──────── DATA EXTRACT ────────
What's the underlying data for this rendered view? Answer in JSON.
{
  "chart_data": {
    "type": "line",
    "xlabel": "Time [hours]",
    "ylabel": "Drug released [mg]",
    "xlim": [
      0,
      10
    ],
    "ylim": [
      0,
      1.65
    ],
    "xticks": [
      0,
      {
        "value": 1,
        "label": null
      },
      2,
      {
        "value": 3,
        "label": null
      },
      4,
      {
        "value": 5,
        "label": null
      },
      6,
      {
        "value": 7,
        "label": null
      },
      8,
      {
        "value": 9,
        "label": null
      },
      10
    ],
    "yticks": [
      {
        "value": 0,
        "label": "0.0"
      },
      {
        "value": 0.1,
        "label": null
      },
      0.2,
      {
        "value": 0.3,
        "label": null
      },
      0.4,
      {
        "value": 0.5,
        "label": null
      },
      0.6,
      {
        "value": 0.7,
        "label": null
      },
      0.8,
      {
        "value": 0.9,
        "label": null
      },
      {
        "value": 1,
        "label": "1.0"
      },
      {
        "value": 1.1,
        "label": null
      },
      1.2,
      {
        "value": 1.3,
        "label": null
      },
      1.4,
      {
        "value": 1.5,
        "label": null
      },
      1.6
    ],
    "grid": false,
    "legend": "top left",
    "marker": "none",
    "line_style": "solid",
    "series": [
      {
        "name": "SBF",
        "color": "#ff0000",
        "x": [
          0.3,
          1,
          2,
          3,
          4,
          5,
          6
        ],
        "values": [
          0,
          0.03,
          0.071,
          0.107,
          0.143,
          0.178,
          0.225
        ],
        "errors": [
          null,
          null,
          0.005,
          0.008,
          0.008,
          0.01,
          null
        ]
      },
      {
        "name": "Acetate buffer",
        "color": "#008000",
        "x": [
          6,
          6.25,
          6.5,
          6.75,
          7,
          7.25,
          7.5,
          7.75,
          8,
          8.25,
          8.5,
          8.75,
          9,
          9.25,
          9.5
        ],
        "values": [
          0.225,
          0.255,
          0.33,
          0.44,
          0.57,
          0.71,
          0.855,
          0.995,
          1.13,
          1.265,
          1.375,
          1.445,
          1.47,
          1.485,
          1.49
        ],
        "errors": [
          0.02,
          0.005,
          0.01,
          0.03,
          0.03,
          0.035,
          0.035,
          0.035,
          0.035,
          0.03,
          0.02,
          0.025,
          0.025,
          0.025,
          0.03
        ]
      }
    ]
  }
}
────────
* _EXERCISE DIRECTIONS_: Copy out the full set of records precisely, leaving nothing out.

* _COMPLETED EXERCISE_:
What's the underlying data for this rendered view? Answer in JSON.
{
  "chart_data": {
    "type": "line",
    "xlabel": "Time [hours]",
    "ylabel": "Drug released [mg]",
    "xlim": [
      0,
      10
    ],
    "ylim": [
      0,
      1.65
    ],
    "xticks": [
      0,
      {
        "value": 1,
        "label": null
      },
      2,
      {
        "value": 3,
        "label": null
      },
      4,
      {
        "value": 5,
        "label": null
      },
      6,
      {
        "value": 7,
        "label": null
      },
      8,
      {
        "value": 9,
        "label": null
      },
      10
    ],
    "yticks": [
      {
        "value": 0,
        "label": "0.0"
      },
      {
        "value": 0.1,
        "label": null
      },
      0.2,
      {
        "value": 0.3,
        "label": null
      },
      0.4,
      {
        "value": 0.5,
        "label": null
      },
      0.6,
      {
        "value": 0.7,
        "label": null
      },
      0.8,
      {
        "value": 0.9,
        "label": null
      },
      {
        "value": 1,
        "label": "1.0"
      },
      {
        "value": 1.1,
        "label": null
      },
      1.2,
      {
        "value": 1.3,
        "label": null
      },
      1.4,
      {
        "value": 1.5,
        "label": null
      },
      1.6
    ],
    "grid": false,
    "legend": "top left",
    "marker": "none",
    "line_style": "solid",
    "series": [
      {
        "name": "SBF",
        "color": "#ff0000",
        "x": [
          0.3,
          1,
          2,
          3,
          4,
          5,
          6
        ],
        "values": [
          0,
          0.03,
          0.071,
          0.107,
          0.143,
          0.178,
          0.225
        ],
        "errors": [
          null,
          null,
          0.005,
          0.008,
          0.008,
          0.01,
          null
        ]
      },
      {
        "name": "Acetate buffer",
        "color": "#008000",
        "x": [
          6,
          6.25,
          6.5,
          6.75,
          7,
          7.25,
          7.5,
          7.75,
          8,
          8.25,
          8.5,
          8.75,
          9,
          9.25,
          9.5
        ],
        "values": [
          0.225,
          0.255,
          0.33,
          0.44,
          0.57,
          0.71,
          0.855,
          0.995,
          1.13,
          1.265,
          1.375,
          1.445,
          1.47,
          1.485,
          1.49
        ],
        "errors": [
          0.02,
          0.005,
          0.01,
          0.03,
          0.03,
          0.035,
          0.035,
          0.035,
          0.035,
          0.03,
          0.02,
          0.025,
          0.025,
          0.025,
          0.03
        ]
      }
    ]
  }
}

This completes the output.